As an IT manager, refer to your organization's business continuity plan, which should indicate the key metrics for RPO and RTO for various business processes (e.g., running payroll, generating an order). Then, map the metrics specified for the business processes to the underlying IT systems and infrastructure that support those processes. Be sure to map out metrics for systems availability requirements for each process as well. Once you've mapped the RTO, RPO, and availability metrics to the IT infrastructure, you can determine the most suitable HA strategy. In many cases, an organization may elect to use an outsourced HA solution provider to deliver a standby site and systems rather than using its own corporate remote facilities. (For the other end of the spectrum from outsourced or third-party solutions, see "DIY High Availability," November 2010, article ID 65423.)

HA from the DR Side

Traditional disaster recovery plans provide 24- to 72-hour application and business recoverability. This arrangement does not meet today's business needs. No IBM i infrastructure is immune from the many system-related disasters—disk crashes, power failures, operating system failure, human error, or catastrophic natural or weather-related events—that will inevitably stop the flow of data at one or more of your facilities. However big or small the disaster, when it comes to recovery, IT will be on the hook for dusting off its DR plan and for restoring the corporation's valuable data from the previous night's system backups. Then is not the time to ask whether your DR plan will work.
_ _ _ _ _ _ _
- WRITTEN TASK 1: Return the stored entries line for line, starting with the first row and going on through the row containing "- column-header-folder: 媒体文件夹: [376, 127, 424, 138]", with both of those rows included.
These stored entries have no connection to the high-availability passage.

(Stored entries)
_ _ _ _ _ _ _
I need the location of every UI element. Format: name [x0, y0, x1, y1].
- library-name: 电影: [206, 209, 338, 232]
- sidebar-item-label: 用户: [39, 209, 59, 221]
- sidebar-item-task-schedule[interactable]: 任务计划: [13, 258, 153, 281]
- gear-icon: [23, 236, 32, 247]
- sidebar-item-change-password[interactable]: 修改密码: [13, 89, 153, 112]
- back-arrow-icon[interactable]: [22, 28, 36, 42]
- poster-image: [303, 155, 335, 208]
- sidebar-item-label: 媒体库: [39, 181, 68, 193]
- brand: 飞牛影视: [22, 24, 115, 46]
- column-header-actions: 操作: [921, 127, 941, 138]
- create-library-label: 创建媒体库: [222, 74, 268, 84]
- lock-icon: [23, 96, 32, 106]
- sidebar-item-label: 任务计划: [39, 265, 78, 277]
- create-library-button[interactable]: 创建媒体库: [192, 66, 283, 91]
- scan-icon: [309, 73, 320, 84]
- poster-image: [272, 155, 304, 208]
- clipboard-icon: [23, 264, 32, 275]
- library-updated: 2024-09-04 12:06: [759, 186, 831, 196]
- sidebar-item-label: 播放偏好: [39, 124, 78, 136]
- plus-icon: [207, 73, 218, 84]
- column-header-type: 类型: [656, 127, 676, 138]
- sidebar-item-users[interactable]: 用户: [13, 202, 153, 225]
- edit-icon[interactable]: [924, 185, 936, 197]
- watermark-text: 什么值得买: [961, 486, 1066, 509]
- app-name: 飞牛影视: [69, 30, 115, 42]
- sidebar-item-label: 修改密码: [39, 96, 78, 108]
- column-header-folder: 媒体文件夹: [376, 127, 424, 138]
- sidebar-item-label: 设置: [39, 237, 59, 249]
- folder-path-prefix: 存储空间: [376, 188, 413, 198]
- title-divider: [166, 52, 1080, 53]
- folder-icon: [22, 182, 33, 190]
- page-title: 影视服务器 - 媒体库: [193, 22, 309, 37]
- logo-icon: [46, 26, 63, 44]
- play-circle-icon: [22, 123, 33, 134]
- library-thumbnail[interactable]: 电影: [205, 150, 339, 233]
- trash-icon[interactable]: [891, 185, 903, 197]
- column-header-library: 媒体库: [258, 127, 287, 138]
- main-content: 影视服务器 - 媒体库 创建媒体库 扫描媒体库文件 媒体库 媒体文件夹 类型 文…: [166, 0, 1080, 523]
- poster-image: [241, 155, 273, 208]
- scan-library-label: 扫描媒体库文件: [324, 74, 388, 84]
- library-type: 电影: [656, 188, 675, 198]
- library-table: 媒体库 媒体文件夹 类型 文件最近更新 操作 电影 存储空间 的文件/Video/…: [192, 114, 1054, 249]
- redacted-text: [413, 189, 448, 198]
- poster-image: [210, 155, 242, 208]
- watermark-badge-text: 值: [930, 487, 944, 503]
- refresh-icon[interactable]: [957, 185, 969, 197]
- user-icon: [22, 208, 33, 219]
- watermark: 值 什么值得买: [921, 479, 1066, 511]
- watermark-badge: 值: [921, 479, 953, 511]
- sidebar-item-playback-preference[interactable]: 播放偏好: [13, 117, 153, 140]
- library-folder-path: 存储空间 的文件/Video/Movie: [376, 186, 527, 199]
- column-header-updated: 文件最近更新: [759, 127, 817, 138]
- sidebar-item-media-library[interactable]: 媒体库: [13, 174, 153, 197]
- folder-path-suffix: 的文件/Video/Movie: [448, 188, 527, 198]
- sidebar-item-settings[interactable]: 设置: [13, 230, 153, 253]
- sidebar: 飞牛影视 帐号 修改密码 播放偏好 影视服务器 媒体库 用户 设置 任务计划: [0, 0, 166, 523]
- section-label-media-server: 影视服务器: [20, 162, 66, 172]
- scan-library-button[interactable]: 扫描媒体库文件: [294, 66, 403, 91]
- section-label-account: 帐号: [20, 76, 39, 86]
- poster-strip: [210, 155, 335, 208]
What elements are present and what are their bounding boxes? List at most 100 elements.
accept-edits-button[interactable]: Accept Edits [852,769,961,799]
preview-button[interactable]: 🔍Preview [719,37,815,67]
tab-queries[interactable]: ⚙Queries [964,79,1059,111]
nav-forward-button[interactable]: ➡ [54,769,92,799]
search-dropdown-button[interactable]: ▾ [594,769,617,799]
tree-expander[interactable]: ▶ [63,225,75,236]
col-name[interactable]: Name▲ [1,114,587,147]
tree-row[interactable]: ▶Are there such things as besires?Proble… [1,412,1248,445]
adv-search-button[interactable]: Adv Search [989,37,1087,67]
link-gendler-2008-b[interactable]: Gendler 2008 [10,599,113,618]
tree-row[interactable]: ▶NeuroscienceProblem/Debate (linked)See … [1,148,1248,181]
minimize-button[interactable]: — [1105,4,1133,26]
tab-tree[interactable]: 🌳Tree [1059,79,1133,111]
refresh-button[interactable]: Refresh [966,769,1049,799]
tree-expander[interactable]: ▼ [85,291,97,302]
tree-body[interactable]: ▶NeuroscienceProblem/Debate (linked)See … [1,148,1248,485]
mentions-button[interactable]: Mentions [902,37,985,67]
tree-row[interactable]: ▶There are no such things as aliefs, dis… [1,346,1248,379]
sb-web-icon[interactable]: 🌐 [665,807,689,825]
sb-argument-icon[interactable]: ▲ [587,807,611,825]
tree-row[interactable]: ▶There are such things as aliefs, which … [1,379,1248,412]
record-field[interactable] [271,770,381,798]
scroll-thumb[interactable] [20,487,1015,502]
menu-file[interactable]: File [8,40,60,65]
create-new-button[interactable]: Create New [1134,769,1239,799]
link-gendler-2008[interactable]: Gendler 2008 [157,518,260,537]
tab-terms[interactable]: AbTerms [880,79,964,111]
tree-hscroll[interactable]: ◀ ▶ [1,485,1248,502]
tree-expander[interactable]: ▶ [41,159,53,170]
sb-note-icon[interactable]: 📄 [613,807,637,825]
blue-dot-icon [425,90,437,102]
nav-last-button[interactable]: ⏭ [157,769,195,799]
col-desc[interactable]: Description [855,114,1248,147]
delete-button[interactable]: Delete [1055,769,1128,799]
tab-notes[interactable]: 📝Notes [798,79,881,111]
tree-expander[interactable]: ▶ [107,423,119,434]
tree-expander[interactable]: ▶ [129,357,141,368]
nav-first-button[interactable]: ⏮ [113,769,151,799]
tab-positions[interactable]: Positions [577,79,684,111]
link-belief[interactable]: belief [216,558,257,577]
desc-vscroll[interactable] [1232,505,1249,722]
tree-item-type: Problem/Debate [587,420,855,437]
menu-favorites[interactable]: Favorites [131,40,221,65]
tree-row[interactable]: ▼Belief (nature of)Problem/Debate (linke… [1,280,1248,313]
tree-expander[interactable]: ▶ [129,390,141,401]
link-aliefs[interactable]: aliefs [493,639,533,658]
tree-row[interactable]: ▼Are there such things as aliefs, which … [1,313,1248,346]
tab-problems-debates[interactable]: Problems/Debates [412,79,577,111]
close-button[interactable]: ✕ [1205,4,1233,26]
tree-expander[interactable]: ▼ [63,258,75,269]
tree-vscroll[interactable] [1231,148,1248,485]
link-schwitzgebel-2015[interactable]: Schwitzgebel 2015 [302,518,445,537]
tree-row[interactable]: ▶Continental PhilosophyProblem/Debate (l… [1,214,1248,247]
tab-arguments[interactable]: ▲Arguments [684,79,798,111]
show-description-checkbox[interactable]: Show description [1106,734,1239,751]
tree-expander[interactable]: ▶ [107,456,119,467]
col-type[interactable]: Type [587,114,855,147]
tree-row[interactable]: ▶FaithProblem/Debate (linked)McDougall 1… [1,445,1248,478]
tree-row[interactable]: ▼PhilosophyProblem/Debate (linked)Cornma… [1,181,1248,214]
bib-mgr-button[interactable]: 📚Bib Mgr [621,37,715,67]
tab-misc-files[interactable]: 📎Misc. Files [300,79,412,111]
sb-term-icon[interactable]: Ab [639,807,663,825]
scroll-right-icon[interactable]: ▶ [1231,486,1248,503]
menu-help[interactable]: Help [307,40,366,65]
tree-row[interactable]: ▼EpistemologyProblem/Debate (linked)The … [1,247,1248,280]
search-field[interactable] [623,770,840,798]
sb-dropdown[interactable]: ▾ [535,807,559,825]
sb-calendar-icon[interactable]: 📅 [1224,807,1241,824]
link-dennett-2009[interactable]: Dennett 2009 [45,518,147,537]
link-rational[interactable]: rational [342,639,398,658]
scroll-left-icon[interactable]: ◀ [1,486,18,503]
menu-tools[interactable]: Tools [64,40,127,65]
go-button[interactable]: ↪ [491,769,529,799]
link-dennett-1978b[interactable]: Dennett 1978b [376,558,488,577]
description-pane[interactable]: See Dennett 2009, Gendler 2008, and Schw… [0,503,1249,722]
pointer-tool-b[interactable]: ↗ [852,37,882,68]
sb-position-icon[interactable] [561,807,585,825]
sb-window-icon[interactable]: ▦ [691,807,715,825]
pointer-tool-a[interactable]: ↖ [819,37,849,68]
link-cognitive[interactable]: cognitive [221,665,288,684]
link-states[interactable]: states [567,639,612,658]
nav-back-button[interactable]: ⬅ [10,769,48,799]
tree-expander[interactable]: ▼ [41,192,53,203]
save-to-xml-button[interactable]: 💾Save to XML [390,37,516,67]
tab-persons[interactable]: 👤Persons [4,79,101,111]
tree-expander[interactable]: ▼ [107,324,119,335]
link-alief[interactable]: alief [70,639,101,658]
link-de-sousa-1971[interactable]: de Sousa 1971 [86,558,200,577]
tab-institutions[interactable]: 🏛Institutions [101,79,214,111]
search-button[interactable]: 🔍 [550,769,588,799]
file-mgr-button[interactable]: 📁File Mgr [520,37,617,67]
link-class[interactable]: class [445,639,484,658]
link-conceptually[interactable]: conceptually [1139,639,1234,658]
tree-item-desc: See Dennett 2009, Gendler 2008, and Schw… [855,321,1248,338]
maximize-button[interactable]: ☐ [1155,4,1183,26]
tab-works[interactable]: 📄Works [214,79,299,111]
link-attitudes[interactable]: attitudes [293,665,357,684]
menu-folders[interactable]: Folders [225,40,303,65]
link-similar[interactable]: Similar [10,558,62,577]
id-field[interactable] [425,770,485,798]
_ _ _ _ _ _ _
- WRITTEN TASK 2:
Answer these questions about the high-availability passage:
(a) What recoverability window do traditional disaster recovery plans provide?
(b) Which two business processes are given as examples when referring to the business continuity plan?
(c) What article ID is listed for "DIY High Availability"?

- OUTPUT 1:
I need the location of every UI element. Format: name [x0, y0, x1, y1].
- library-name: 电影: [206, 209, 338, 232]
- sidebar-item-label: 用户: [39, 209, 59, 221]
- sidebar-item-task-schedule[interactable]: 任务计划: [13, 258, 153, 281]
- gear-icon: [23, 236, 32, 247]
- sidebar-item-change-password[interactable]: 修改密码: [13, 89, 153, 112]
- back-arrow-icon[interactable]: [22, 28, 36, 42]
- poster-image: [303, 155, 335, 208]
- sidebar-item-label: 媒体库: [39, 181, 68, 193]
- brand: 飞牛影视: [22, 24, 115, 46]
- column-header-actions: 操作: [921, 127, 941, 138]
- create-library-label: 创建媒体库: [222, 74, 268, 84]
- lock-icon: [23, 96, 32, 106]
- sidebar-item-label: 任务计划: [39, 265, 78, 277]
- create-library-button[interactable]: 创建媒体库: [192, 66, 283, 91]
- scan-icon: [309, 73, 320, 84]
- poster-image: [272, 155, 304, 208]
- clipboard-icon: [23, 264, 32, 275]
- library-updated: 2024-09-04 12:06: [759, 186, 831, 196]
- sidebar-item-label: 播放偏好: [39, 124, 78, 136]
- plus-icon: [207, 73, 218, 84]
- column-header-type: 类型: [656, 127, 676, 138]
- sidebar-item-users[interactable]: 用户: [13, 202, 153, 225]
- edit-icon[interactable]: [924, 185, 936, 197]
- watermark-text: 什么值得买: [961, 486, 1066, 509]
- app-name: 飞牛影视: [69, 30, 115, 42]
- sidebar-item-label: 修改密码: [39, 96, 78, 108]
- column-header-folder: 媒体文件夹: [376, 127, 424, 138]

- OUTPUT 2:
(a) 24 to 72 hours
(b) Running payroll and generating an order
(c) 65423